### [Problem requirements]
Work through the following lines and count those that hold the word "date". Reply with that number only.
____ Exercise input
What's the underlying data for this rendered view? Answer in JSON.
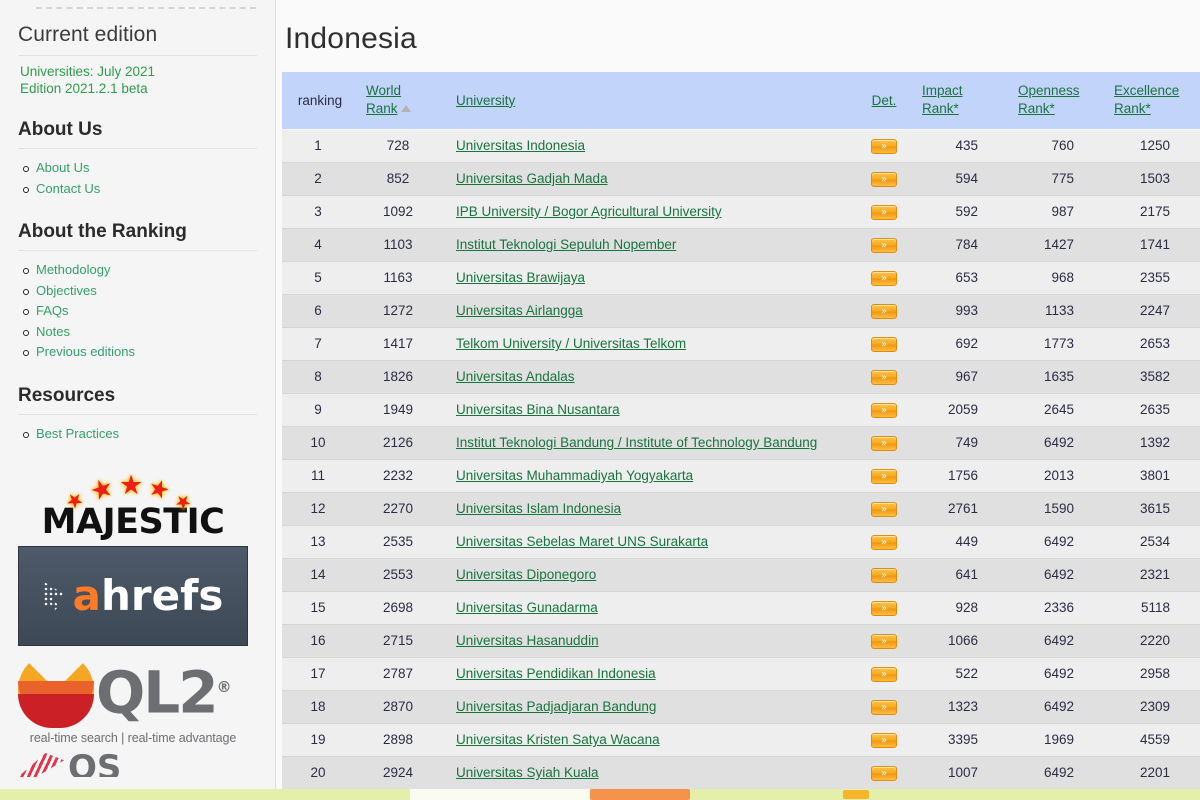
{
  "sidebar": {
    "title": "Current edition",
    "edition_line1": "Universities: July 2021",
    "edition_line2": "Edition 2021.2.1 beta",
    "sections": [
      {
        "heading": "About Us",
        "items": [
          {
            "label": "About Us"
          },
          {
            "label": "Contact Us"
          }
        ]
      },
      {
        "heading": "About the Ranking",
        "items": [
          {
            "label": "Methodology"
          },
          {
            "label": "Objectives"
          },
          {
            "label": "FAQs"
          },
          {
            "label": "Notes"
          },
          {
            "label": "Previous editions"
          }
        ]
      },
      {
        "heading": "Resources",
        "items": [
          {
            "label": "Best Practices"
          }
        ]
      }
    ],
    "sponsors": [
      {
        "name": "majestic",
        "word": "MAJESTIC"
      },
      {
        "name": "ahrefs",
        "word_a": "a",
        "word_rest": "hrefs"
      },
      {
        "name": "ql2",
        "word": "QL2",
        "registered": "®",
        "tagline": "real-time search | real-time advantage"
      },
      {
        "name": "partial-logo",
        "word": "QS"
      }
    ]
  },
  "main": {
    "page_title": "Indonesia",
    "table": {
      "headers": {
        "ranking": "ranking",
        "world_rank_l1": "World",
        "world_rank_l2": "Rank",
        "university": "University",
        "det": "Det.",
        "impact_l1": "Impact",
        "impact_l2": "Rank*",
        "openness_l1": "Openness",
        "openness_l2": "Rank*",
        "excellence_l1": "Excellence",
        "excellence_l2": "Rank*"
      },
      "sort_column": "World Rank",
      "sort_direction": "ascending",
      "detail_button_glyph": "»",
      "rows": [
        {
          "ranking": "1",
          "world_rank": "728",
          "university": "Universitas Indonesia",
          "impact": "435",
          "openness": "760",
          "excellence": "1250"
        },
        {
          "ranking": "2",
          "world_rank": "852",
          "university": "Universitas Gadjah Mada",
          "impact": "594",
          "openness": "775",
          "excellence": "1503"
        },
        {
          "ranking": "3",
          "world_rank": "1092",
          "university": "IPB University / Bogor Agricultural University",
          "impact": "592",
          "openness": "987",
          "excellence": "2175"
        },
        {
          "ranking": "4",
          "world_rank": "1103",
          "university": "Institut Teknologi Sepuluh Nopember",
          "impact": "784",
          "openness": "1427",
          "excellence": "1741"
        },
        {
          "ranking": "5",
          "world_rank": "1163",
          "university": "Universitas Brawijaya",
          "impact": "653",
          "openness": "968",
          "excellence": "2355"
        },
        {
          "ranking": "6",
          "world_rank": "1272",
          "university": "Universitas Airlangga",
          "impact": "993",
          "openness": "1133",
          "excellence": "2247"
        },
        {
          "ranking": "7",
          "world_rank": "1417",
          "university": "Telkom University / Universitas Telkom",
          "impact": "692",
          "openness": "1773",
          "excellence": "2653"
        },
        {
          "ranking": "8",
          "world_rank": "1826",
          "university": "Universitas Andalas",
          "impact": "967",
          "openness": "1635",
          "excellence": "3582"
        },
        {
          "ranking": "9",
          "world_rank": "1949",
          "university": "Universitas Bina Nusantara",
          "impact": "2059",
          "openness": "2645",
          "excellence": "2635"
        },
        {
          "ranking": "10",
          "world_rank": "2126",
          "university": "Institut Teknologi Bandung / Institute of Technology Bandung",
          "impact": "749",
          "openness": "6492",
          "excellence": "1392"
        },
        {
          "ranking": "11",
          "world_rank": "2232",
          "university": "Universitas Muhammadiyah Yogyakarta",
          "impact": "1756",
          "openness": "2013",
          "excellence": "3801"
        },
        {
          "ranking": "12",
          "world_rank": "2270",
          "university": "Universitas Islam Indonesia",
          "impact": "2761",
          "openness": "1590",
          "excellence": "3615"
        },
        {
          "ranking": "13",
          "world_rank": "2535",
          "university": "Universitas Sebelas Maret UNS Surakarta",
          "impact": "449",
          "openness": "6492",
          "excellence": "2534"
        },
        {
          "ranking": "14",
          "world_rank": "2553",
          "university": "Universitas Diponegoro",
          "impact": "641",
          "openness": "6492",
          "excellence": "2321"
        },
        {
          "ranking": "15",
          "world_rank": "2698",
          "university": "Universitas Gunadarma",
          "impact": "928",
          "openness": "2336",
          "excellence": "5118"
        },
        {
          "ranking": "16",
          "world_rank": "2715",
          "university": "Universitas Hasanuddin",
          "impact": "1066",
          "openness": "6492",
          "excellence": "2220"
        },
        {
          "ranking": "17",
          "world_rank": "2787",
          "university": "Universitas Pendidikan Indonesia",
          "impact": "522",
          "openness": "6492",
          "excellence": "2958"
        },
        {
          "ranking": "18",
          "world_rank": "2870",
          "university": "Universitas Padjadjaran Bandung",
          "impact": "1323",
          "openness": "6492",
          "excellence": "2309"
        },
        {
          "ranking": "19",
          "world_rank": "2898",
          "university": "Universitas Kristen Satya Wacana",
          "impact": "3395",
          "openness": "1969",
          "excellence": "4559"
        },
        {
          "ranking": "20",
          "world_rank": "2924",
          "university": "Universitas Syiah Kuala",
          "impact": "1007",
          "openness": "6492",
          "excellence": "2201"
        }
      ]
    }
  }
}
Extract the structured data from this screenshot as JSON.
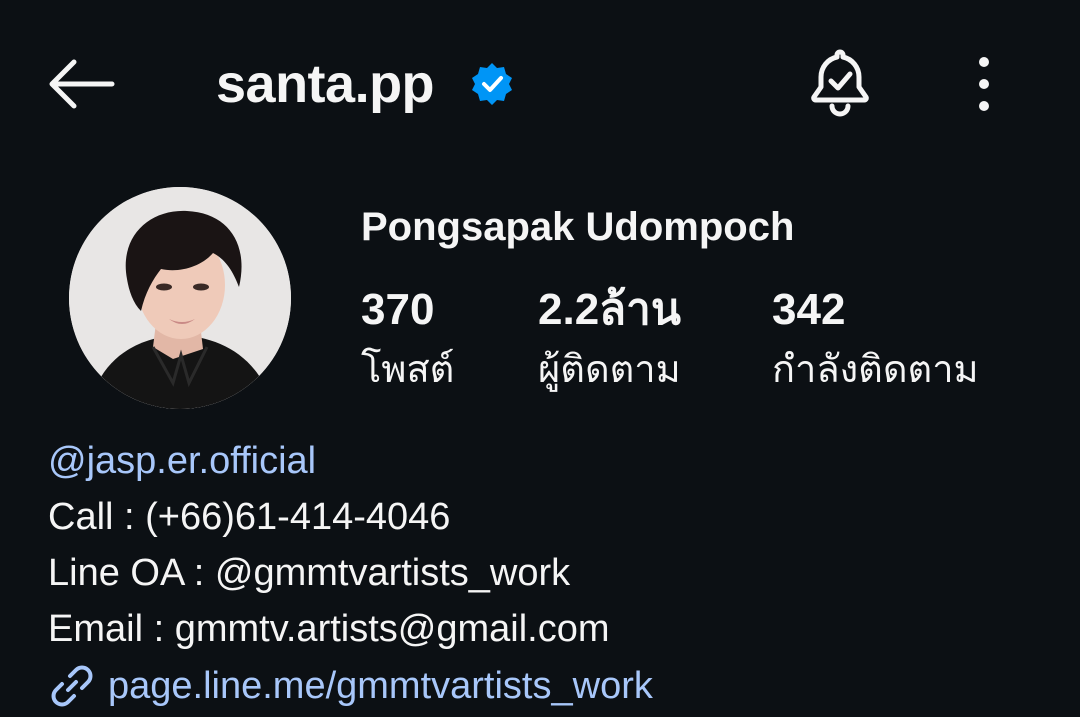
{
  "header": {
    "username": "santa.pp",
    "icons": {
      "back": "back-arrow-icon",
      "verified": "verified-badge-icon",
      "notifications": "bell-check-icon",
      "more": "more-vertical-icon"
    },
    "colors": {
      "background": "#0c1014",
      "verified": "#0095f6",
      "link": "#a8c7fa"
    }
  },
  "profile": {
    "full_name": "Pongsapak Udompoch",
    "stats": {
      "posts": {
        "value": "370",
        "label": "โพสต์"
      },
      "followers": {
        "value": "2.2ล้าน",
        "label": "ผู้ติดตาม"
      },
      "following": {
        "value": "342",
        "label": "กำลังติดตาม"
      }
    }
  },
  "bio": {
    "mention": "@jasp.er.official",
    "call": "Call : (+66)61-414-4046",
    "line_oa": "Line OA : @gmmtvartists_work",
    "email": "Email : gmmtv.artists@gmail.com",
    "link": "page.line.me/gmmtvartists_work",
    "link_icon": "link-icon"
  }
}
________
____ Exercise input
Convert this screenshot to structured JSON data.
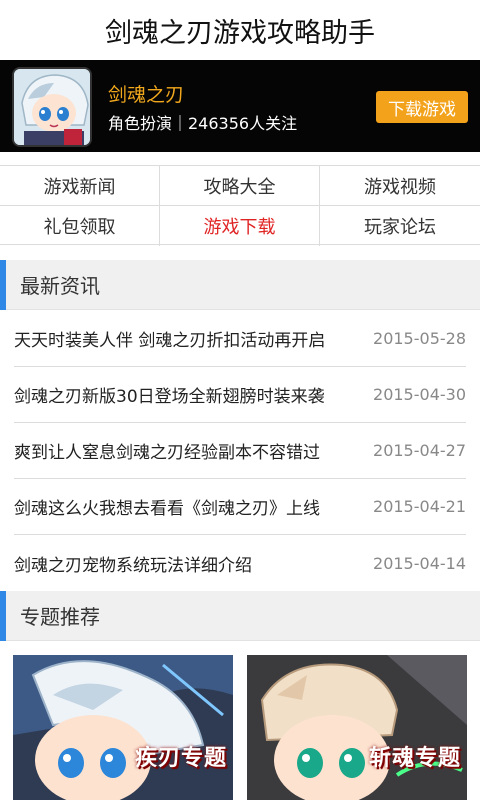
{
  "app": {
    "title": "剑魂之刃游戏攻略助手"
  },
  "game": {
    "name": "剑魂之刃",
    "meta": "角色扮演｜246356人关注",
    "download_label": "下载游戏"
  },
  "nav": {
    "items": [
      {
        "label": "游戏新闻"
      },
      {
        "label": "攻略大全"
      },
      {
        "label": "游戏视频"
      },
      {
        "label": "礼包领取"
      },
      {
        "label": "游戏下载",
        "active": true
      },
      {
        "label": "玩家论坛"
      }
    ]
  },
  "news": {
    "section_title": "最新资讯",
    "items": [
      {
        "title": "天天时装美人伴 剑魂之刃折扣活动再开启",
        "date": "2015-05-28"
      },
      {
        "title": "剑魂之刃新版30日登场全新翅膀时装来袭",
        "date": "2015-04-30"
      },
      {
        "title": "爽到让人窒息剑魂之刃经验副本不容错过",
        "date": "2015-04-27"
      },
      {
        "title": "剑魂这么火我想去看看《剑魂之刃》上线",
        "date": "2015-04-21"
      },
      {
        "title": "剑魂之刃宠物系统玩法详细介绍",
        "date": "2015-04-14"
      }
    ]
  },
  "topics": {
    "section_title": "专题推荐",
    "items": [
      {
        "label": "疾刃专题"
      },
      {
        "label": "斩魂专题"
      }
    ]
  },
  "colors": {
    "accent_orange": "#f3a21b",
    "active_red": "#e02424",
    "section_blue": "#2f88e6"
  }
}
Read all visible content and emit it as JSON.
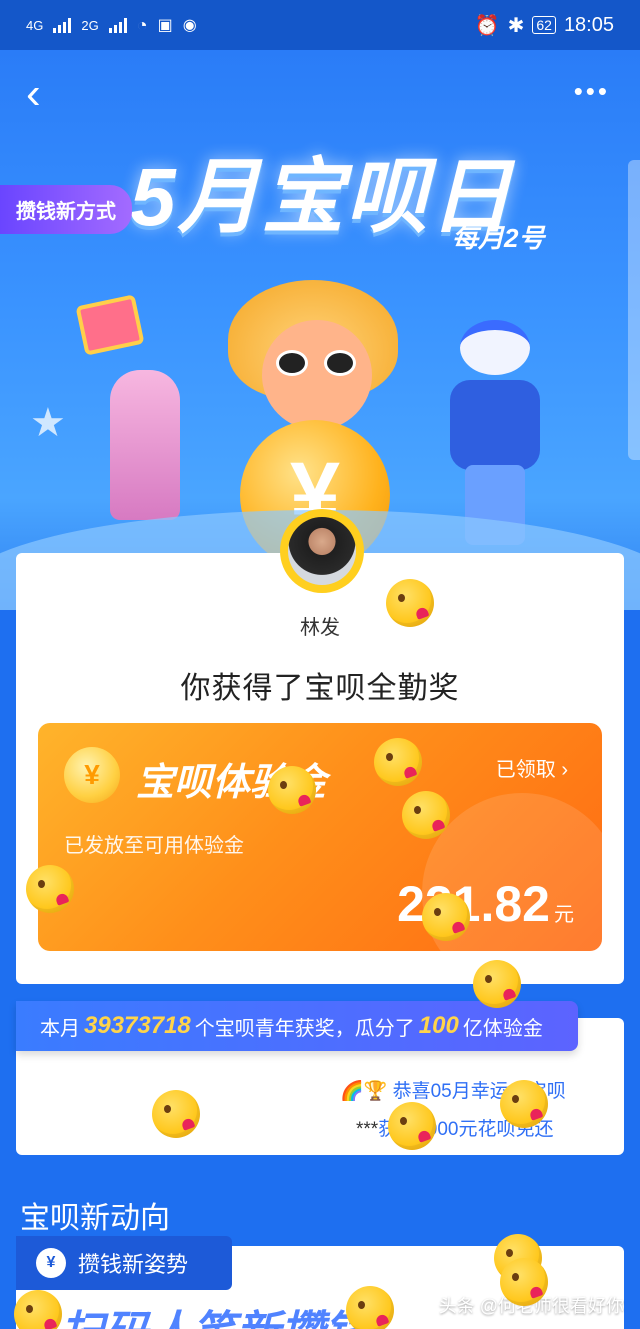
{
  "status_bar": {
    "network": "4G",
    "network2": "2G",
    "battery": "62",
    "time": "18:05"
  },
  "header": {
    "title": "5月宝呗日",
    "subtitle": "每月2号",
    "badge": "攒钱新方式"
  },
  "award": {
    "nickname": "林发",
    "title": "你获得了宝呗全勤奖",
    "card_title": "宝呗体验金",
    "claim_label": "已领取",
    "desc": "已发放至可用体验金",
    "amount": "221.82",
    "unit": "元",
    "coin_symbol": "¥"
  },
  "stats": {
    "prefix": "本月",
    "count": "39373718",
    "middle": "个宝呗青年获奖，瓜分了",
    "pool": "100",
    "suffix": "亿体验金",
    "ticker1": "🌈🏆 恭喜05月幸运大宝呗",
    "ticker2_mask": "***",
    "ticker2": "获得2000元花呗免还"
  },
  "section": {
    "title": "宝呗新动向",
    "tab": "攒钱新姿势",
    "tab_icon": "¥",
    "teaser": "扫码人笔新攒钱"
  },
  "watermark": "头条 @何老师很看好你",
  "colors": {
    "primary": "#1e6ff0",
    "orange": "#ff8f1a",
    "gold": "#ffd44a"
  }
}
________
### [Solution]
5